■ Records from a data source:
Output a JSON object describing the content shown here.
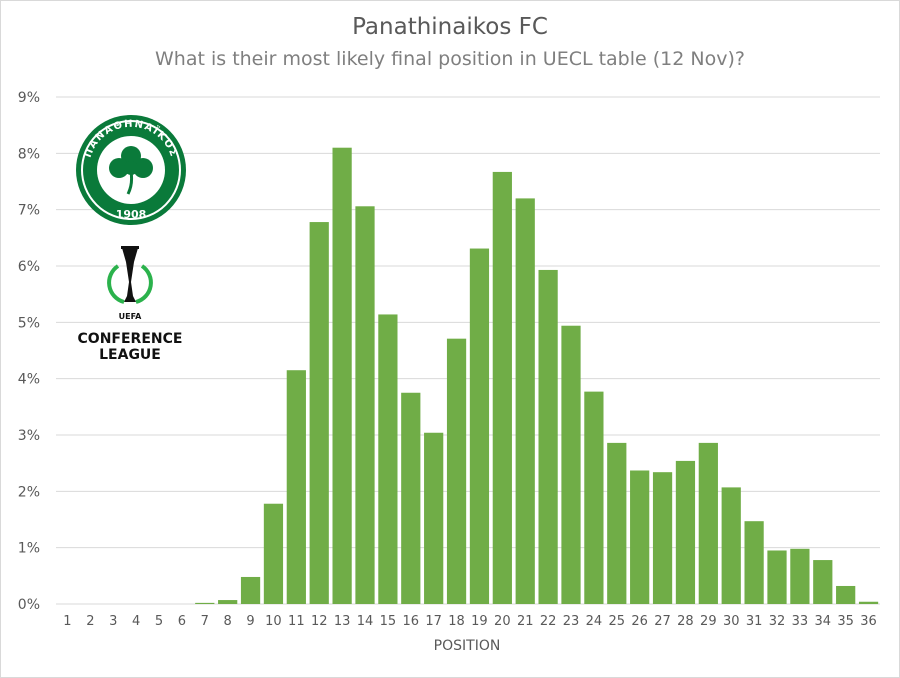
{
  "chart_data": {
    "type": "bar",
    "title": "Panathinaikos FC",
    "subtitle": "What is their most likely final position in UECL table (12 Nov)?",
    "xlabel": "POSITION",
    "ylabel": "",
    "ylim": [
      0,
      9
    ],
    "y_tick_labels": [
      "0%",
      "1%",
      "2%",
      "3%",
      "4%",
      "5%",
      "6%",
      "7%",
      "8%",
      "9%"
    ],
    "categories": [
      "1",
      "2",
      "3",
      "4",
      "5",
      "6",
      "7",
      "8",
      "9",
      "10",
      "11",
      "12",
      "13",
      "14",
      "15",
      "16",
      "17",
      "18",
      "19",
      "20",
      "21",
      "22",
      "23",
      "24",
      "25",
      "26",
      "27",
      "28",
      "29",
      "30",
      "31",
      "32",
      "33",
      "34",
      "35",
      "36"
    ],
    "values": [
      0,
      0,
      0,
      0,
      0,
      0,
      0.02,
      0.07,
      0.48,
      1.78,
      4.15,
      6.78,
      8.1,
      7.06,
      5.14,
      3.75,
      3.04,
      4.71,
      6.31,
      7.67,
      7.2,
      5.93,
      4.94,
      3.77,
      2.86,
      2.37,
      2.34,
      2.54,
      2.86,
      2.07,
      1.47,
      0.95,
      0.98,
      0.78,
      0.32,
      0.04
    ],
    "bar_color": "#70ad47",
    "grid": true,
    "legend": "none"
  },
  "logos": {
    "club_text": "ΠΑΝΑΘΗΝΑΪΚΟΣ",
    "club_year": "1908",
    "uefa_text": "UEFA",
    "conference_text": "CONFERENCE",
    "league_text": "LEAGUE"
  },
  "colors": {
    "club_green": "#0a7a3a",
    "grid": "#d9d9d9",
    "text": "#595959"
  }
}
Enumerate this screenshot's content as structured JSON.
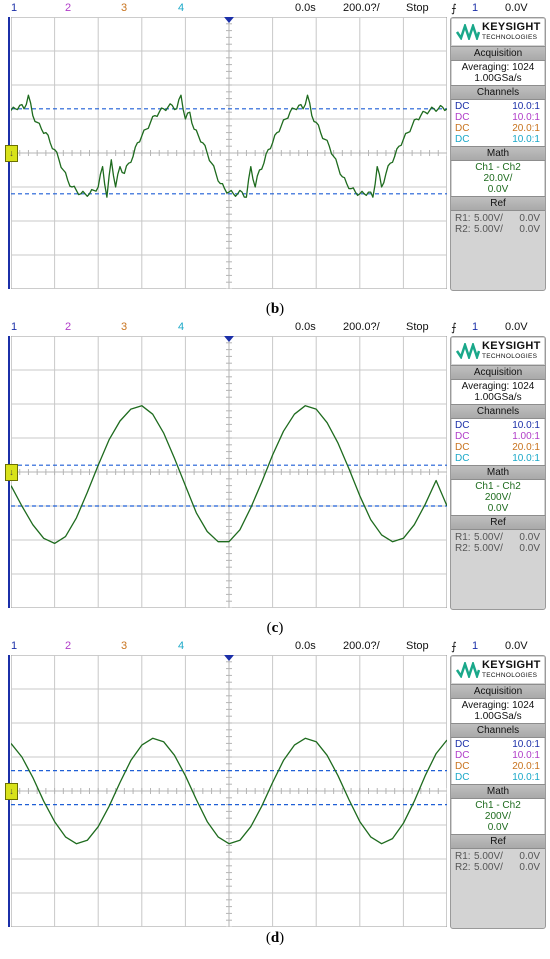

■ WHAT IS NEEDED:
Pictures don't belong in the copy. Transcribe every record exactly as it appears.

■ WRITTEN ANSWER:
Output a JSON object describing the content shown here.
{
  "chart_data": {
    "type": "bar",
    "title": "Panathinaikos FC",
    "subtitle": "What is their most likely final position in UECL table (12 Nov)?",
    "xlabel": "POSITION",
    "ylabel": "",
    "ylim": [
      0,
      9
    ],
    "y_tick_labels": [
      "0%",
      "1%",
      "2%",
      "3%",
      "4%",
      "5%",
      "6%",
      "7%",
      "8%",
      "9%"
    ],
    "categories": [
      "1",
      "2",
      "3",
      "4",
      "5",
      "6",
      "7",
      "8",
      "9",
      "10",
      "11",
      "12",
      "13",
      "14",
      "15",
      "16",
      "17",
      "18",
      "19",
      "20",
      "21",
      "22",
      "23",
      "24",
      "25",
      "26",
      "27",
      "28",
      "29",
      "30",
      "31",
      "32",
      "33",
      "34",
      "35",
      "36"
    ],
    "values": [
      0,
      0,
      0,
      0,
      0,
      0,
      0.02,
      0.07,
      0.48,
      1.78,
      4.15,
      6.78,
      8.1,
      7.06,
      5.14,
      3.75,
      3.04,
      4.71,
      6.31,
      7.67,
      7.2,
      5.93,
      4.94,
      3.77,
      2.86,
      2.37,
      2.34,
      2.54,
      2.86,
      2.07,
      1.47,
      0.95,
      0.98,
      0.78,
      0.32,
      0.04
    ],
    "bar_color": "#70ad47",
    "grid": true,
    "legend": "none"
  },
  "logos": {
    "club_text": "ΠΑΝΑΘΗΝΑΪΚΟΣ",
    "club_year": "1908",
    "uefa_text": "UEFA",
    "conference_text": "CONFERENCE",
    "league_text": "LEAGUE"
  },
  "colors": {
    "club_green": "#0a7a3a",
    "grid": "#d9d9d9",
    "text": "#595959"
  }
}
Enumerate this screenshot's content as structured JSON.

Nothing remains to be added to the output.